What needs to be done: Write out the full set of records exactly. Any pictures in them do not belong in the copy.

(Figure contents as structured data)
>>>>
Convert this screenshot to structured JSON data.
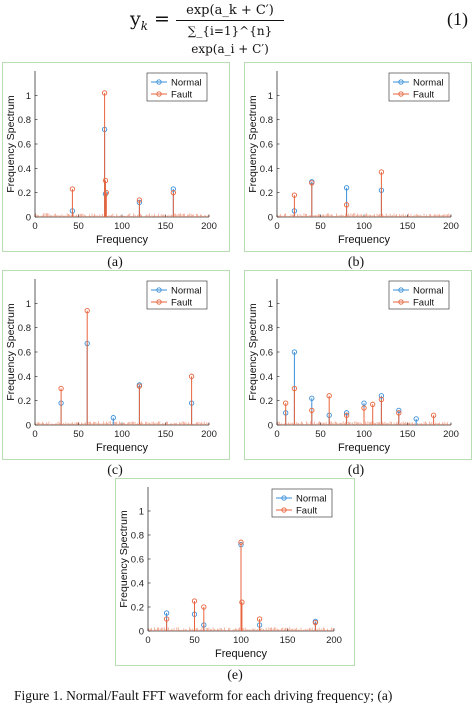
{
  "equation": {
    "lhs": "y",
    "lhs_sub": "k",
    "numerator": "exp(a_k + C′)",
    "denominator": "∑_{i=1}^{n} exp(a_i + C′)",
    "number": "(1)"
  },
  "axis_labels": {
    "x": "Frequency",
    "y": "Frequency Spectrum"
  },
  "legend": {
    "normal": "Normal",
    "fault": "Fault"
  },
  "colors": {
    "normal": "#3a8fd9",
    "fault": "#e8643c",
    "panel_border": "#b9deb3"
  },
  "figure_caption": "Figure 1.   Normal/Fault FFT waveform for each driving frequency; (a)",
  "chart_data": [
    {
      "type": "line",
      "panel": "(a)",
      "xlim": [
        0,
        200
      ],
      "ylim": [
        0,
        1.2
      ],
      "xticks": [
        0,
        50,
        100,
        150,
        200
      ],
      "yticks": [
        0,
        0.2,
        0.4,
        0.6,
        0.8,
        1
      ],
      "series": [
        {
          "name": "Normal",
          "x": [
            43,
            80,
            81,
            120,
            159
          ],
          "y": [
            0.05,
            0.72,
            0.19,
            0.12,
            0.23
          ]
        },
        {
          "name": "Fault",
          "x": [
            43,
            80,
            81,
            82,
            120,
            159
          ],
          "y": [
            0.23,
            1.02,
            0.3,
            0.2,
            0.14,
            0.2
          ]
        }
      ]
    },
    {
      "type": "line",
      "panel": "(b)",
      "xlim": [
        0,
        200
      ],
      "ylim": [
        0,
        1.2
      ],
      "xticks": [
        0,
        50,
        100,
        150,
        200
      ],
      "yticks": [
        0,
        0.2,
        0.4,
        0.6,
        0.8,
        1
      ],
      "series": [
        {
          "name": "Normal",
          "x": [
            20,
            40,
            80,
            120
          ],
          "y": [
            0.05,
            0.29,
            0.24,
            0.22
          ]
        },
        {
          "name": "Fault",
          "x": [
            20,
            40,
            80,
            120
          ],
          "y": [
            0.18,
            0.28,
            0.1,
            0.37
          ]
        }
      ]
    },
    {
      "type": "line",
      "panel": "(c)",
      "xlim": [
        0,
        200
      ],
      "ylim": [
        0,
        1.2
      ],
      "xticks": [
        0,
        50,
        100,
        150,
        200
      ],
      "yticks": [
        0,
        0.2,
        0.4,
        0.6,
        0.8,
        1
      ],
      "series": [
        {
          "name": "Normal",
          "x": [
            30,
            60,
            90,
            120,
            180
          ],
          "y": [
            0.18,
            0.67,
            0.06,
            0.33,
            0.18
          ]
        },
        {
          "name": "Fault",
          "x": [
            30,
            60,
            120,
            180
          ],
          "y": [
            0.3,
            0.94,
            0.32,
            0.4
          ]
        }
      ]
    },
    {
      "type": "line",
      "panel": "(d)",
      "xlim": [
        0,
        200
      ],
      "ylim": [
        0,
        1.2
      ],
      "xticks": [
        0,
        50,
        100,
        150,
        200
      ],
      "yticks": [
        0,
        0.2,
        0.4,
        0.6,
        0.8,
        1
      ],
      "series": [
        {
          "name": "Normal",
          "x": [
            10,
            20,
            40,
            60,
            80,
            100,
            120,
            140,
            160
          ],
          "y": [
            0.1,
            0.6,
            0.22,
            0.08,
            0.1,
            0.18,
            0.24,
            0.12,
            0.05
          ]
        },
        {
          "name": "Fault",
          "x": [
            10,
            20,
            40,
            60,
            80,
            100,
            110,
            120,
            140,
            180
          ],
          "y": [
            0.18,
            0.3,
            0.12,
            0.24,
            0.08,
            0.14,
            0.17,
            0.21,
            0.1,
            0.08
          ]
        }
      ]
    },
    {
      "type": "line",
      "panel": "(e)",
      "xlim": [
        0,
        200
      ],
      "ylim": [
        0,
        1.2
      ],
      "xticks": [
        0,
        50,
        100,
        150,
        200
      ],
      "yticks": [
        0,
        0.2,
        0.4,
        0.6,
        0.8,
        1
      ],
      "series": [
        {
          "name": "Normal",
          "x": [
            20,
            50,
            60,
            100,
            120,
            180
          ],
          "y": [
            0.15,
            0.14,
            0.05,
            0.72,
            0.05,
            0.08
          ]
        },
        {
          "name": "Fault",
          "x": [
            20,
            50,
            60,
            100,
            101,
            120,
            180
          ],
          "y": [
            0.1,
            0.25,
            0.2,
            0.74,
            0.24,
            0.1,
            0.07
          ]
        }
      ]
    }
  ],
  "captions": [
    "(a)",
    "(b)",
    "(c)",
    "(d)",
    "(e)"
  ]
}
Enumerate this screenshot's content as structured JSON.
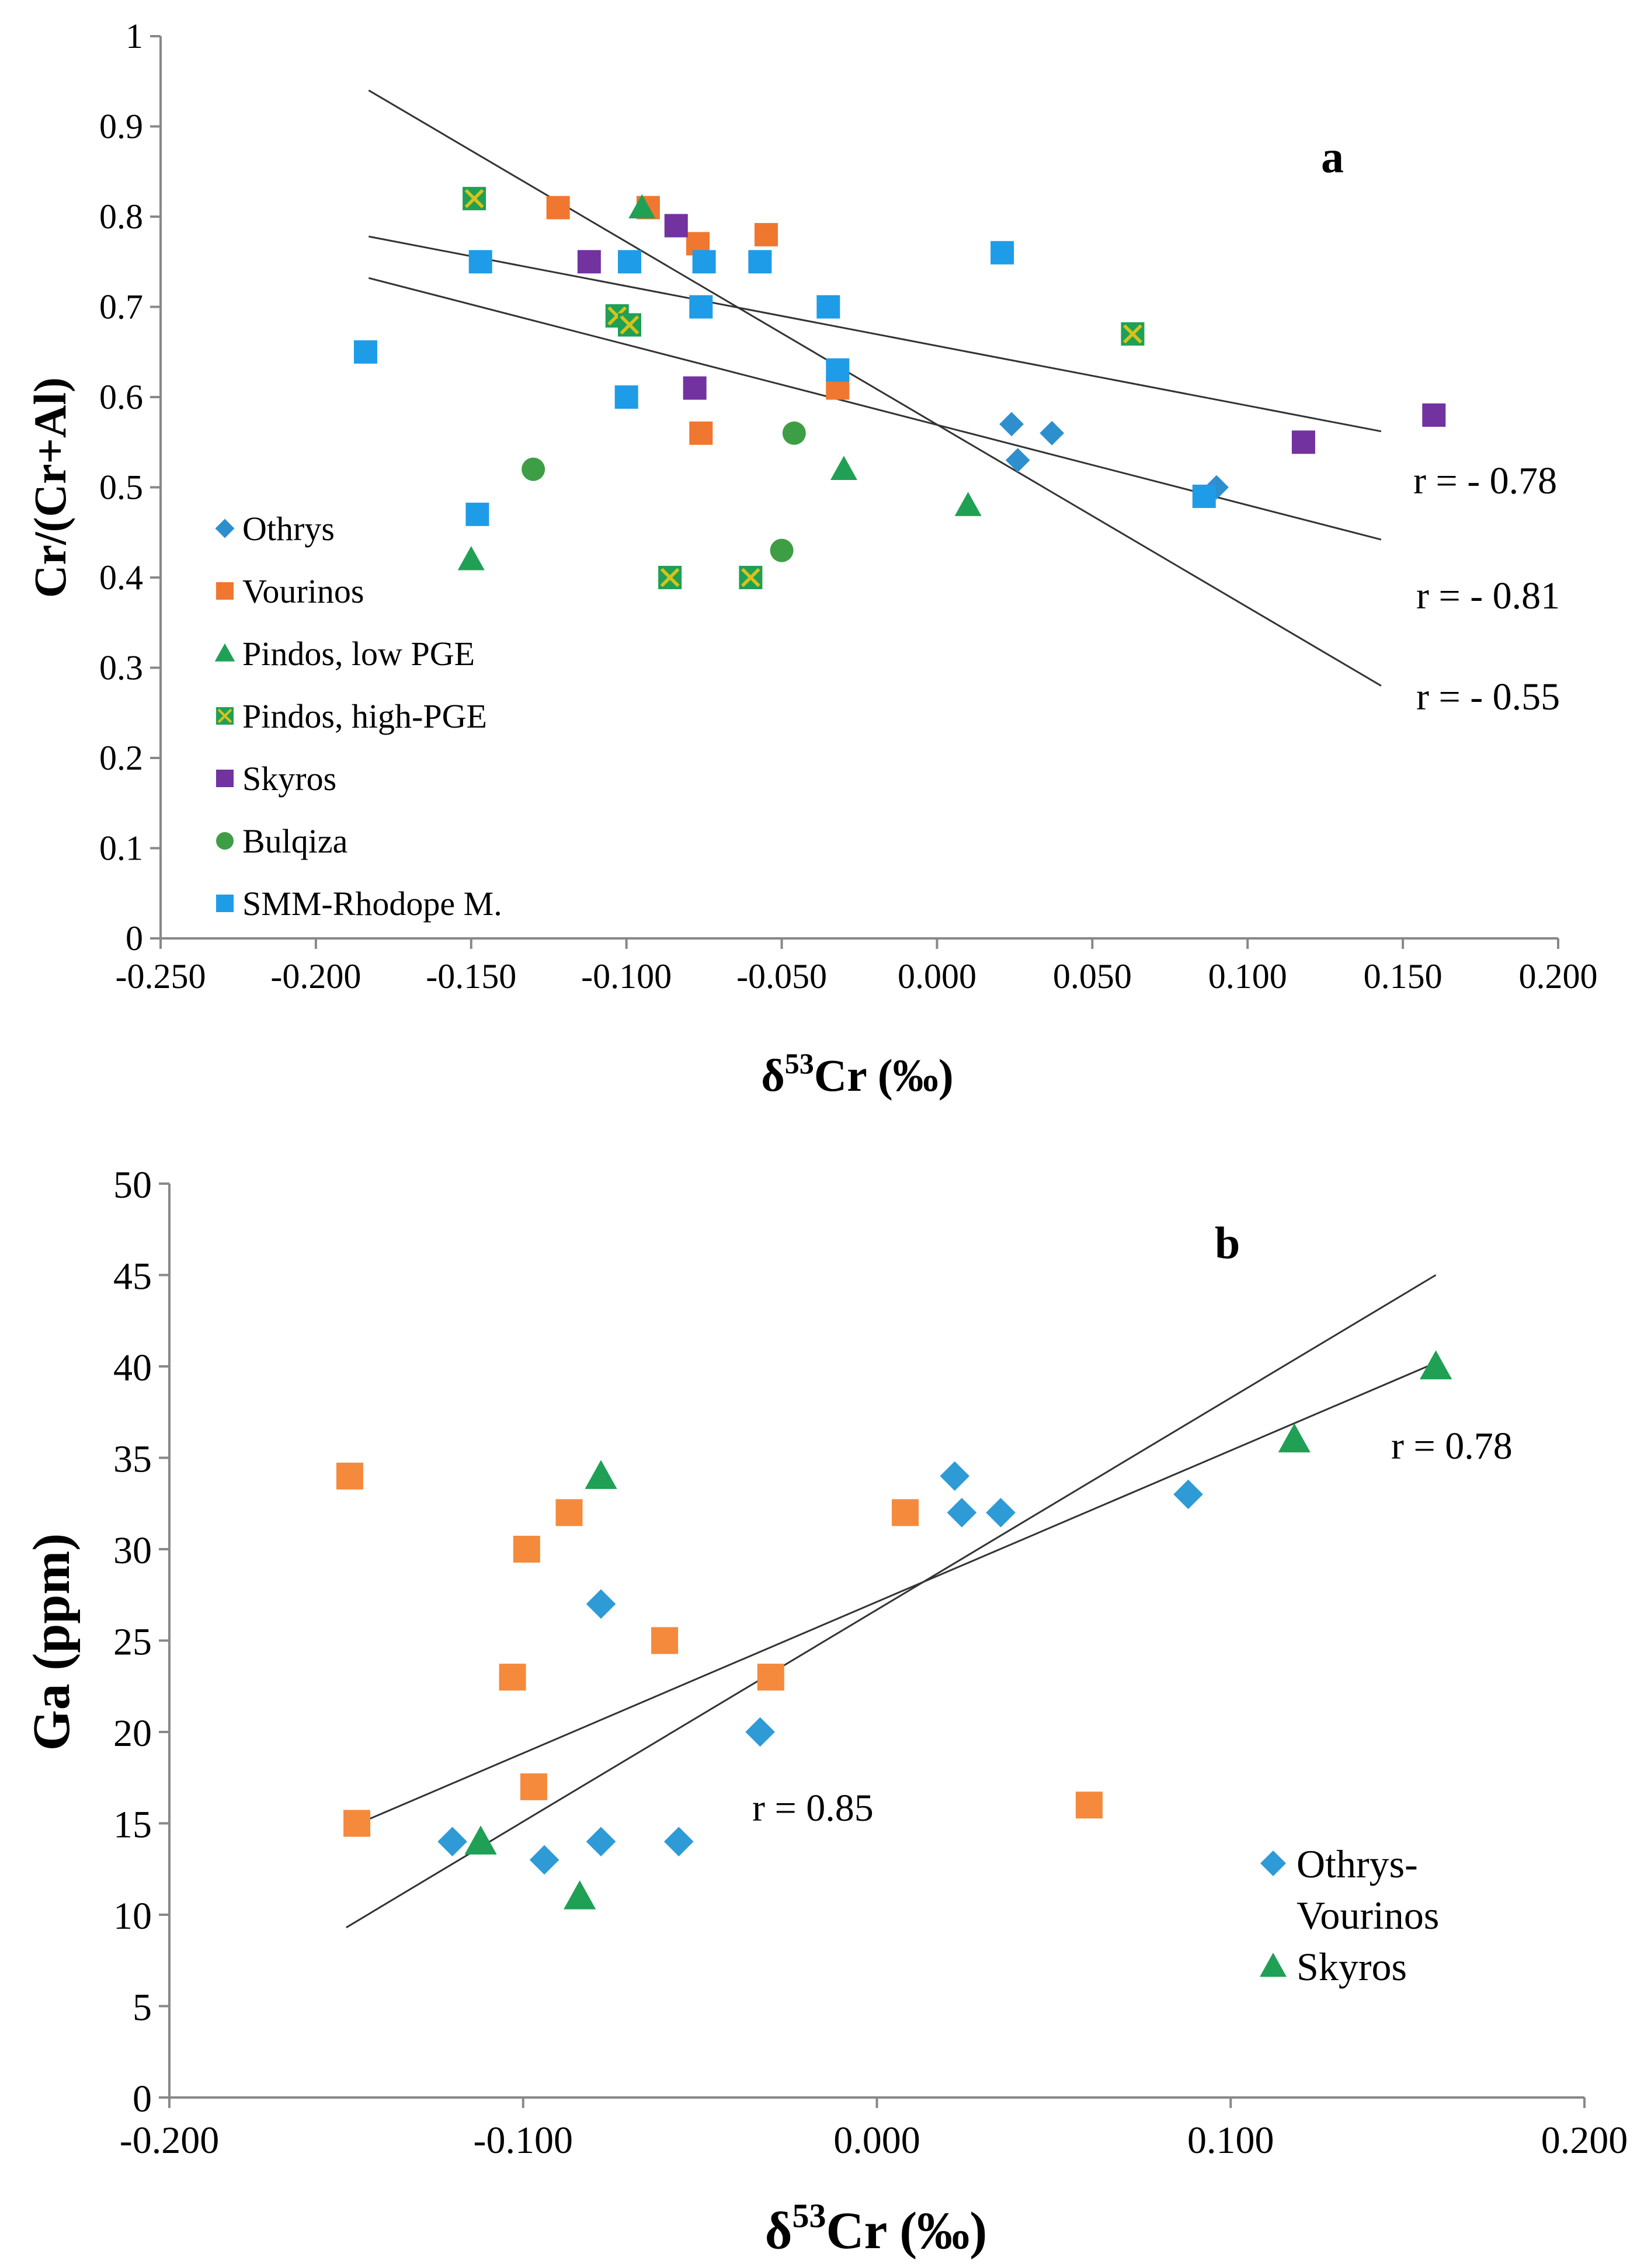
<<<<
Right answer:
Convert this screenshot to structured JSON data.
{
  "equation": {
    "lhs": "y",
    "lhs_sub": "k",
    "numerator": "exp(a_k + C′)",
    "denominator": "∑_{i=1}^{n} exp(a_i + C′)",
    "number": "(1)"
  },
  "axis_labels": {
    "x": "Frequency",
    "y": "Frequency Spectrum"
  },
  "legend": {
    "normal": "Normal",
    "fault": "Fault"
  },
  "colors": {
    "normal": "#3a8fd9",
    "fault": "#e8643c",
    "panel_border": "#b9deb3"
  },
  "figure_caption": "Figure 1.   Normal/Fault FFT waveform for each driving frequency; (a)",
  "chart_data": [
    {
      "type": "line",
      "panel": "(a)",
      "xlim": [
        0,
        200
      ],
      "ylim": [
        0,
        1.2
      ],
      "xticks": [
        0,
        50,
        100,
        150,
        200
      ],
      "yticks": [
        0,
        0.2,
        0.4,
        0.6,
        0.8,
        1
      ],
      "series": [
        {
          "name": "Normal",
          "x": [
            43,
            80,
            81,
            120,
            159
          ],
          "y": [
            0.05,
            0.72,
            0.19,
            0.12,
            0.23
          ]
        },
        {
          "name": "Fault",
          "x": [
            43,
            80,
            81,
            82,
            120,
            159
          ],
          "y": [
            0.23,
            1.02,
            0.3,
            0.2,
            0.14,
            0.2
          ]
        }
      ]
    },
    {
      "type": "line",
      "panel": "(b)",
      "xlim": [
        0,
        200
      ],
      "ylim": [
        0,
        1.2
      ],
      "xticks": [
        0,
        50,
        100,
        150,
        200
      ],
      "yticks": [
        0,
        0.2,
        0.4,
        0.6,
        0.8,
        1
      ],
      "series": [
        {
          "name": "Normal",
          "x": [
            20,
            40,
            80,
            120
          ],
          "y": [
            0.05,
            0.29,
            0.24,
            0.22
          ]
        },
        {
          "name": "Fault",
          "x": [
            20,
            40,
            80,
            120
          ],
          "y": [
            0.18,
            0.28,
            0.1,
            0.37
          ]
        }
      ]
    },
    {
      "type": "line",
      "panel": "(c)",
      "xlim": [
        0,
        200
      ],
      "ylim": [
        0,
        1.2
      ],
      "xticks": [
        0,
        50,
        100,
        150,
        200
      ],
      "yticks": [
        0,
        0.2,
        0.4,
        0.6,
        0.8,
        1
      ],
      "series": [
        {
          "name": "Normal",
          "x": [
            30,
            60,
            90,
            120,
            180
          ],
          "y": [
            0.18,
            0.67,
            0.06,
            0.33,
            0.18
          ]
        },
        {
          "name": "Fault",
          "x": [
            30,
            60,
            120,
            180
          ],
          "y": [
            0.3,
            0.94,
            0.32,
            0.4
          ]
        }
      ]
    },
    {
      "type": "line",
      "panel": "(d)",
      "xlim": [
        0,
        200
      ],
      "ylim": [
        0,
        1.2
      ],
      "xticks": [
        0,
        50,
        100,
        150,
        200
      ],
      "yticks": [
        0,
        0.2,
        0.4,
        0.6,
        0.8,
        1
      ],
      "series": [
        {
          "name": "Normal",
          "x": [
            10,
            20,
            40,
            60,
            80,
            100,
            120,
            140,
            160
          ],
          "y": [
            0.1,
            0.6,
            0.22,
            0.08,
            0.1,
            0.18,
            0.24,
            0.12,
            0.05
          ]
        },
        {
          "name": "Fault",
          "x": [
            10,
            20,
            40,
            60,
            80,
            100,
            110,
            120,
            140,
            180
          ],
          "y": [
            0.18,
            0.3,
            0.12,
            0.24,
            0.08,
            0.14,
            0.17,
            0.21,
            0.1,
            0.08
          ]
        }
      ]
    },
    {
      "type": "line",
      "panel": "(e)",
      "xlim": [
        0,
        200
      ],
      "ylim": [
        0,
        1.2
      ],
      "xticks": [
        0,
        50,
        100,
        150,
        200
      ],
      "yticks": [
        0,
        0.2,
        0.4,
        0.6,
        0.8,
        1
      ],
      "series": [
        {
          "name": "Normal",
          "x": [
            20,
            50,
            60,
            100,
            120,
            180
          ],
          "y": [
            0.15,
            0.14,
            0.05,
            0.72,
            0.05,
            0.08
          ]
        },
        {
          "name": "Fault",
          "x": [
            20,
            50,
            60,
            100,
            101,
            120,
            180
          ],
          "y": [
            0.1,
            0.25,
            0.2,
            0.74,
            0.24,
            0.1,
            0.07
          ]
        }
      ]
    }
  ],
  "captions": [
    "(a)",
    "(b)",
    "(c)",
    "(d)",
    "(e)"
  ]
}
Enumerate this screenshot's content as structured JSON.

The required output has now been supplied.